━━ Given records
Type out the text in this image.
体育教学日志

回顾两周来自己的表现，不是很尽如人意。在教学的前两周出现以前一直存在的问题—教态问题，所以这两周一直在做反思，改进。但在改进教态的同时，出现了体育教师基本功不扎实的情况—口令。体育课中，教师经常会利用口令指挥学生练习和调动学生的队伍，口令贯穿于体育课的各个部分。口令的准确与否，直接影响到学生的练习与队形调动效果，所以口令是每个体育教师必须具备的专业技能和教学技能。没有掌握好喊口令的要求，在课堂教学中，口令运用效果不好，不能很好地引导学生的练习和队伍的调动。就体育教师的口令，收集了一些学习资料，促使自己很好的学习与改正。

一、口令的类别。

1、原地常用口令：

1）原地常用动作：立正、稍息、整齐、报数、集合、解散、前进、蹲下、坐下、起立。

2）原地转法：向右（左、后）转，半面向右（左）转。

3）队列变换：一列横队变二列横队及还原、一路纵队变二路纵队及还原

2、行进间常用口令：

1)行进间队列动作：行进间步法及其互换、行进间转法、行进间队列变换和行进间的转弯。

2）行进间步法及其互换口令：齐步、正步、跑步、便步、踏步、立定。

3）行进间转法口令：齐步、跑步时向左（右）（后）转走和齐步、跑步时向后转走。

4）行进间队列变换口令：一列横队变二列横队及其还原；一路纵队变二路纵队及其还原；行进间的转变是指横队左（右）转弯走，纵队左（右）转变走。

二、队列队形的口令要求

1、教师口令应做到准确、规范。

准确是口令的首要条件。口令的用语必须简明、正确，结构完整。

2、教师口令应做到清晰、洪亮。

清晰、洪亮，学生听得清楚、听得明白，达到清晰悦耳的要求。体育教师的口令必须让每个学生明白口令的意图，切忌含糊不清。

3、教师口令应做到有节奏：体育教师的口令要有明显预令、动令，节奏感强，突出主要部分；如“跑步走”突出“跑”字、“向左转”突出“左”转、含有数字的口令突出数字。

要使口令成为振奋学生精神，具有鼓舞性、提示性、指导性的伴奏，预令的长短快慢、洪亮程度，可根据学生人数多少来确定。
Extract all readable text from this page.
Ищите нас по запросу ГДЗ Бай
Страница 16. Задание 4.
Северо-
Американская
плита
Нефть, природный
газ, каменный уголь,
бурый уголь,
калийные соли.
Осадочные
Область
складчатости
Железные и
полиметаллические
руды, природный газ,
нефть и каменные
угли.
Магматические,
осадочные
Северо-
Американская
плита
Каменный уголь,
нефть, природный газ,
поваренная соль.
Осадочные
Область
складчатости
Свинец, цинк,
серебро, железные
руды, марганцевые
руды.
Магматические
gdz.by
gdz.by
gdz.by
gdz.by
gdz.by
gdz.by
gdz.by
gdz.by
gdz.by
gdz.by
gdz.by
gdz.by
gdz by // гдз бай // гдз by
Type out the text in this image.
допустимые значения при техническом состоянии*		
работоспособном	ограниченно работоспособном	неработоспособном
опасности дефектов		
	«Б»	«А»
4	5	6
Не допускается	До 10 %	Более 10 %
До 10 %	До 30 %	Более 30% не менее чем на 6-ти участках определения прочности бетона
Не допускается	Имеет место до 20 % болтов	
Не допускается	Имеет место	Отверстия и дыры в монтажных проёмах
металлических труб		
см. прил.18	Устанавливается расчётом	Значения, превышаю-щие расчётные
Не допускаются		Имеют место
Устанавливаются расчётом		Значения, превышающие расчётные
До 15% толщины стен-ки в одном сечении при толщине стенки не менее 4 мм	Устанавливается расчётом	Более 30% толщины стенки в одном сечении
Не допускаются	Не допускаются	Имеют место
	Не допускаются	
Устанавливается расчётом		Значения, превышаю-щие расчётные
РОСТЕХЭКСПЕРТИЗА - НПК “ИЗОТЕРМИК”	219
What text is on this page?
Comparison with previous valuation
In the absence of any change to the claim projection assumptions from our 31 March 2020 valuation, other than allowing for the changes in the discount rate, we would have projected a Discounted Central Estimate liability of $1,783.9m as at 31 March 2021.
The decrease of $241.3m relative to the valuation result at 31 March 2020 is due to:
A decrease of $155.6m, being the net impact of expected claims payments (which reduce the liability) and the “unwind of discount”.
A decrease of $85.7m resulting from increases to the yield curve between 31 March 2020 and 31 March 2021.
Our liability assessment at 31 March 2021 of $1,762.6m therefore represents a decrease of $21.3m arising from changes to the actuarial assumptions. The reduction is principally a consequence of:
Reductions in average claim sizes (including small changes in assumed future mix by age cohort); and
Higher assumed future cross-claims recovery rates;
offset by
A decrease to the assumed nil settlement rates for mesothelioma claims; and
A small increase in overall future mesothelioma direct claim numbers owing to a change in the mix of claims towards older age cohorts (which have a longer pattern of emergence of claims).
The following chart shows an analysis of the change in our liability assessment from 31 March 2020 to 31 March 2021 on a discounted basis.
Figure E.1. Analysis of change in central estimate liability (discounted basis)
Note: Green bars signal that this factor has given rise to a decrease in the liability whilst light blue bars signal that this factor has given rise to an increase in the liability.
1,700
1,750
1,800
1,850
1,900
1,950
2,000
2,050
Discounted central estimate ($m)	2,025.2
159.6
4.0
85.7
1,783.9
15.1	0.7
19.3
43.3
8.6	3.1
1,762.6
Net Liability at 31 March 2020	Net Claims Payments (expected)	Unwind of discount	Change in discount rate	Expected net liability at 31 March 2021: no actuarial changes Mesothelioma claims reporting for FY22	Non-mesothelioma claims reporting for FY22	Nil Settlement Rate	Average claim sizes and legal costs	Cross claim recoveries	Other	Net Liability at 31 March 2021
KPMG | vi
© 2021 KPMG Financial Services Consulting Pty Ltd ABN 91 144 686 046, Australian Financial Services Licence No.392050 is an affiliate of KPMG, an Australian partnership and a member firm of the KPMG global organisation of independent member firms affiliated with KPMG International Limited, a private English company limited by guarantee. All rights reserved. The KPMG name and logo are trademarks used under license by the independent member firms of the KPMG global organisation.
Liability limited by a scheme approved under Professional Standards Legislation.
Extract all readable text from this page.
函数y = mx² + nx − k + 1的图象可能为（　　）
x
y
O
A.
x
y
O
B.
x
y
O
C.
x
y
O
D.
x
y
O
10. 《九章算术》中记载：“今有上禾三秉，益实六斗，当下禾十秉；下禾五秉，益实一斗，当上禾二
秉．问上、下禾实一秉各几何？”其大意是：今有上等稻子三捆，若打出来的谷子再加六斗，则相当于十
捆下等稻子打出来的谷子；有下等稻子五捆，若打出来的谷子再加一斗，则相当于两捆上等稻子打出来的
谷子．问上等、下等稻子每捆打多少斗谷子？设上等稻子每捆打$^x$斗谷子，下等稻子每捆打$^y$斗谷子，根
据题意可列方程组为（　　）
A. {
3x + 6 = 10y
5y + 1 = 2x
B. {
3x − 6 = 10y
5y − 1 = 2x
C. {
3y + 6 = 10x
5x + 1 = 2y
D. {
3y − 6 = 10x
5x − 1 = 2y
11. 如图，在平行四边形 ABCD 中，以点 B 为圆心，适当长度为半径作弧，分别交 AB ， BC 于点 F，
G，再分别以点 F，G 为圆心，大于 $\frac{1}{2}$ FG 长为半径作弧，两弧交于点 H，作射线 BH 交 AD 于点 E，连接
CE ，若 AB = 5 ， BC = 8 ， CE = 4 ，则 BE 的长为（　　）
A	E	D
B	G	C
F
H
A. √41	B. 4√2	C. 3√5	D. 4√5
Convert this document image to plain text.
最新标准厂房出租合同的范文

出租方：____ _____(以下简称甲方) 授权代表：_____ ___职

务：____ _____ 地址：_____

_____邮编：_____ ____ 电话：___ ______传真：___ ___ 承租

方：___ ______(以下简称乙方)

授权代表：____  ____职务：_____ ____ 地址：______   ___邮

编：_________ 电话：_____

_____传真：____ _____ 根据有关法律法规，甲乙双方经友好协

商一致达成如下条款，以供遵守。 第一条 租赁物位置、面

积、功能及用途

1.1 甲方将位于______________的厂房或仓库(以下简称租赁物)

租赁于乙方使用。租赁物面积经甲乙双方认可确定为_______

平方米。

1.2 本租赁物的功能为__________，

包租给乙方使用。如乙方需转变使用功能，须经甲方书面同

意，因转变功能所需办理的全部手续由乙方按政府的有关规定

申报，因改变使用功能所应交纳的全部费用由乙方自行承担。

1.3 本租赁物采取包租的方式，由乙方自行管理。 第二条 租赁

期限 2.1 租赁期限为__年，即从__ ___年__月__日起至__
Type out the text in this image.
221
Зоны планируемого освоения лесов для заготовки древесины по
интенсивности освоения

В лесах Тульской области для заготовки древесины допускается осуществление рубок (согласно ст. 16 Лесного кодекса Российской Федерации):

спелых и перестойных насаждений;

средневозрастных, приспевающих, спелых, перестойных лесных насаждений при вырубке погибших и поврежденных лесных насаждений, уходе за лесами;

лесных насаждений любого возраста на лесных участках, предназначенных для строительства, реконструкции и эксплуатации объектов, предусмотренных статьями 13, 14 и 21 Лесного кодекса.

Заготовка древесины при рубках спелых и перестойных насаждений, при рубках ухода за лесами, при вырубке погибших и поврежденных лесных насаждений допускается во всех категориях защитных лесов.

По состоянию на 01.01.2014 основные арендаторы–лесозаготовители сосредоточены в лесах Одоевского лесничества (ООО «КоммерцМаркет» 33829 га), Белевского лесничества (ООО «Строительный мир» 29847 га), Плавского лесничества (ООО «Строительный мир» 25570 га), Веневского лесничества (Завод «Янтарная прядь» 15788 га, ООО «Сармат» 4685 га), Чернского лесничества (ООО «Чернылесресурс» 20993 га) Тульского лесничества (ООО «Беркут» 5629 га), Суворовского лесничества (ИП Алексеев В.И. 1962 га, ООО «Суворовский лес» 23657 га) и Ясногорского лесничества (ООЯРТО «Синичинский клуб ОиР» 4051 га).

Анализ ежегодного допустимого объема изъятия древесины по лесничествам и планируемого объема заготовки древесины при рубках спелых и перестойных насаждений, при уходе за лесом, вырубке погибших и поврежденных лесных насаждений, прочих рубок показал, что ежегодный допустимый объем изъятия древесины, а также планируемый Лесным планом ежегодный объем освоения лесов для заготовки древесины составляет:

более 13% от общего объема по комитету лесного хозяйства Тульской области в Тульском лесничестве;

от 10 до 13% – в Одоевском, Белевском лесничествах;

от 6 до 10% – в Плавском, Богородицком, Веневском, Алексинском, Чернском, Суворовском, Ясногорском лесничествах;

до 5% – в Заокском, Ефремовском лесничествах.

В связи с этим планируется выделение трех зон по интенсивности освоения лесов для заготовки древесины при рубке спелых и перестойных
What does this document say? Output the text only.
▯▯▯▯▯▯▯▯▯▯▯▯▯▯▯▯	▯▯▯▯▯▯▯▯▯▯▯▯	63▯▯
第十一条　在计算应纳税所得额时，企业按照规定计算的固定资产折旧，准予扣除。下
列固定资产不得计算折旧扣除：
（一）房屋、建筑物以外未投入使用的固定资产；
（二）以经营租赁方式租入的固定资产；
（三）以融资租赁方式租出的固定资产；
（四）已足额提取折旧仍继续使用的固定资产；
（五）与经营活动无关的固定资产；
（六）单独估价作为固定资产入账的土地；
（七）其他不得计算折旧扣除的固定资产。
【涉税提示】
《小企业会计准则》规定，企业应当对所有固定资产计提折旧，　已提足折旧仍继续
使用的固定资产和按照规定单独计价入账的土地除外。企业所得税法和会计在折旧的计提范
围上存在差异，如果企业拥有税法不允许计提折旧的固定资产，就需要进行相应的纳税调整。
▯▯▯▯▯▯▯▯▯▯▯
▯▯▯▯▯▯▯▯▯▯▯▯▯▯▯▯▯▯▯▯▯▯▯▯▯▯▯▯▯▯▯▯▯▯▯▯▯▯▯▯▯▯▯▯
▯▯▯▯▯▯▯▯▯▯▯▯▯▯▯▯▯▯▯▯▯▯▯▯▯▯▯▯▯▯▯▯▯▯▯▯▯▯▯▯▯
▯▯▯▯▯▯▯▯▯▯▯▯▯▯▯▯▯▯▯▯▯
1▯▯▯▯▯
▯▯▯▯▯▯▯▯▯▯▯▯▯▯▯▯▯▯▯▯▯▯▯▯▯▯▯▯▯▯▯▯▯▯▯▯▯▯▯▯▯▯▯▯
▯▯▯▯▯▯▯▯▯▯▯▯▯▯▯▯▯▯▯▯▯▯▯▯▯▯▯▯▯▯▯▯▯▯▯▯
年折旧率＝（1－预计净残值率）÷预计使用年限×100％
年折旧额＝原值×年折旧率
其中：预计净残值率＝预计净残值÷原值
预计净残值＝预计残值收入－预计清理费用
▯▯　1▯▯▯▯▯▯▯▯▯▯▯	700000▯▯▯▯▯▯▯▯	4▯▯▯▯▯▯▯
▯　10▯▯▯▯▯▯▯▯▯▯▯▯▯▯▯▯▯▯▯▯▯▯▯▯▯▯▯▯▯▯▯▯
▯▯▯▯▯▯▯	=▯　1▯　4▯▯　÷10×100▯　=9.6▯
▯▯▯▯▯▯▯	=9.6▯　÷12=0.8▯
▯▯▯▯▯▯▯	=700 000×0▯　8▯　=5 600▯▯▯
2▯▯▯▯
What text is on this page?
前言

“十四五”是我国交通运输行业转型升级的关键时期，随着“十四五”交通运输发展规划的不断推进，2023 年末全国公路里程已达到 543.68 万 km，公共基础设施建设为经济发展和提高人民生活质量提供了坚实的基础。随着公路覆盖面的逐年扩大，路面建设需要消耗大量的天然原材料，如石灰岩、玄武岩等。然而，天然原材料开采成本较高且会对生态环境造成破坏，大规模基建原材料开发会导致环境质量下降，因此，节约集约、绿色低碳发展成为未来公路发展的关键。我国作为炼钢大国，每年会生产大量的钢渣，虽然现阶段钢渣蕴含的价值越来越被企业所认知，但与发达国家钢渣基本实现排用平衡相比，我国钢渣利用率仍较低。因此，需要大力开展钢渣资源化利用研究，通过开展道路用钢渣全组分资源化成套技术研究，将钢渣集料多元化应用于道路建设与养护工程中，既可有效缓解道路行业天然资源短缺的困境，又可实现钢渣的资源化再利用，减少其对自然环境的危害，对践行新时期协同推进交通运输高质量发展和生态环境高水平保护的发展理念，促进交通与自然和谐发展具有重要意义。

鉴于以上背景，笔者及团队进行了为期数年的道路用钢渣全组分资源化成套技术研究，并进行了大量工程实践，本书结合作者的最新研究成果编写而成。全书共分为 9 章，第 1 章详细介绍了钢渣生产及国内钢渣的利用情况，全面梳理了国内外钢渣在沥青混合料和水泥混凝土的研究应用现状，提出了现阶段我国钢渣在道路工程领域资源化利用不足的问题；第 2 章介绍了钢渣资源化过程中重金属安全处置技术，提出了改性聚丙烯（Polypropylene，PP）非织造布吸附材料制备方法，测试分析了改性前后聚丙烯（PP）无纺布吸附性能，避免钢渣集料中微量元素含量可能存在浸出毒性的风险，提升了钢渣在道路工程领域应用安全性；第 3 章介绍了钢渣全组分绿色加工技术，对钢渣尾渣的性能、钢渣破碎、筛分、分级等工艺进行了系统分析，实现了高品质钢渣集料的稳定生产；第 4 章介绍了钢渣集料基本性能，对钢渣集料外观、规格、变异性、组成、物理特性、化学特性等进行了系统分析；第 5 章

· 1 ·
━━━━
* **To do**
Only the lines from the one holding "What does this" through the end of the listing should be given again, exactly and with both ends included.

* **Solution to this task**
What does this document say? Output the text only.
▯▯▯▯▯▯▯▯▯▯▯▯▯▯▯▯	▯▯▯▯▯▯▯▯▯▯▯▯	63▯▯
第十一条　在计算应纳税所得额时，企业按照规定计算的固定资产折旧，准予扣除。下
列固定资产不得计算折旧扣除：
（一）房屋、建筑物以外未投入使用的固定资产；
（二）以经营租赁方式租入的固定资产；
（三）以融资租赁方式租出的固定资产；
（四）已足额提取折旧仍继续使用的固定资产；
（五）与经营活动无关的固定资产；
（六）单独估价作为固定资产入账的土地；
（七）其他不得计算折旧扣除的固定资产。
【涉税提示】
《小企业会计准则》规定，企业应当对所有固定资产计提折旧，　已提足折旧仍继续
使用的固定资产和按照规定单独计价入账的土地除外。企业所得税法和会计在折旧的计提范
围上存在差异，如果企业拥有税法不允许计提折旧的固定资产，就需要进行相应的纳税调整。
▯▯▯▯▯▯▯▯▯▯▯
▯▯▯▯▯▯▯▯▯▯▯▯▯▯▯▯▯▯▯▯▯▯▯▯▯▯▯▯▯▯▯▯▯▯▯▯▯▯▯▯▯▯▯▯
▯▯▯▯▯▯▯▯▯▯▯▯▯▯▯▯▯▯▯▯▯▯▯▯▯▯▯▯▯▯▯▯▯▯▯▯▯▯▯▯▯
▯▯▯▯▯▯▯▯▯▯▯▯▯▯▯▯▯▯▯▯▯
1▯▯▯▯▯
▯▯▯▯▯▯▯▯▯▯▯▯▯▯▯▯▯▯▯▯▯▯▯▯▯▯▯▯▯▯▯▯▯▯▯▯▯▯▯▯▯▯▯▯
▯▯▯▯▯▯▯▯▯▯▯▯▯▯▯▯▯▯▯▯▯▯▯▯▯▯▯▯▯▯▯▯▯▯▯▯
年折旧率＝（1－预计净残值率）÷预计使用年限×100％
年折旧额＝原值×年折旧率
其中：预计净残值率＝预计净残值÷原值
预计净残值＝预计残值收入－预计清理费用
▯▯　1▯▯▯▯▯▯▯▯▯▯▯	700000▯▯▯▯▯▯▯▯	4▯▯▯▯▯▯▯
▯　10▯▯▯▯▯▯▯▯▯▯▯▯▯▯▯▯▯▯▯▯▯▯▯▯▯▯▯▯▯▯▯▯
▯▯▯▯▯▯▯	=▯　1▯　4▯▯　÷10×100▯　=9.6▯
▯▯▯▯▯▯▯	=9.6▯　÷12=0.8▯
▯▯▯▯▯▯▯	=700 000×0▯　8▯　=5 600▯▯▯
2▯▯▯▯
What text is on this page?
前言

“十四五”是我国交通运输行业转型升级的关键时期，随着“十四五”交通运输发展规划的不断推进，2023 年末全国公路里程已达到 543.68 万 km，公共基础设施建设为经济发展和提高人民生活质量提供了坚实的基础。随着公路覆盖面的逐年扩大，路面建设需要消耗大量的天然原材料，如石灰岩、玄武岩等。然而，天然原材料开采成本较高且会对生态环境造成破坏，大规模基建原材料开发会导致环境质量下降，因此，节约集约、绿色低碳发展成为未来公路发展的关键。我国作为炼钢大国，每年会生产大量的钢渣，虽然现阶段钢渣蕴含的价值越来越被企业所认知，但与发达国家钢渣基本实现排用平衡相比，我国钢渣利用率仍较低。因此，需要大力开展钢渣资源化利用研究，通过开展道路用钢渣全组分资源化成套技术研究，将钢渣集料多元化应用于道路建设与养护工程中，既可有效缓解道路行业天然资源短缺的困境，又可实现钢渣的资源化再利用，减少其对自然环境的危害，对践行新时期协同推进交通运输高质量发展和生态环境高水平保护的发展理念，促进交通与自然和谐发展具有重要意义。

鉴于以上背景，笔者及团队进行了为期数年的道路用钢渣全组分资源化成套技术研究，并进行了大量工程实践，本书结合作者的最新研究成果编写而成。全书共分为 9 章，第 1 章详细介绍了钢渣生产及国内钢渣的利用情况，全面梳理了国内外钢渣在沥青混合料和水泥混凝土的研究应用现状，提出了现阶段我国钢渣在道路工程领域资源化利用不足的问题；第 2 章介绍了钢渣资源化过程中重金属安全处置技术，提出了改性聚丙烯（Polypropylene，PP）非织造布吸附材料制备方法，测试分析了改性前后聚丙烯（PP）无纺布吸附性能，避免钢渣集料中微量元素含量可能存在浸出毒性的风险，提升了钢渣在道路工程领域应用安全性；第 3 章介绍了钢渣全组分绿色加工技术，对钢渣尾渣的性能、钢渣破碎、筛分、分级等工艺进行了系统分析，实现了高品质钢渣集料的稳定生产；第 4 章介绍了钢渣集料基本性能，对钢渣集料外观、规格、变异性、组成、物理特性、化学特性等进行了系统分析；第 5 章

· 1 ·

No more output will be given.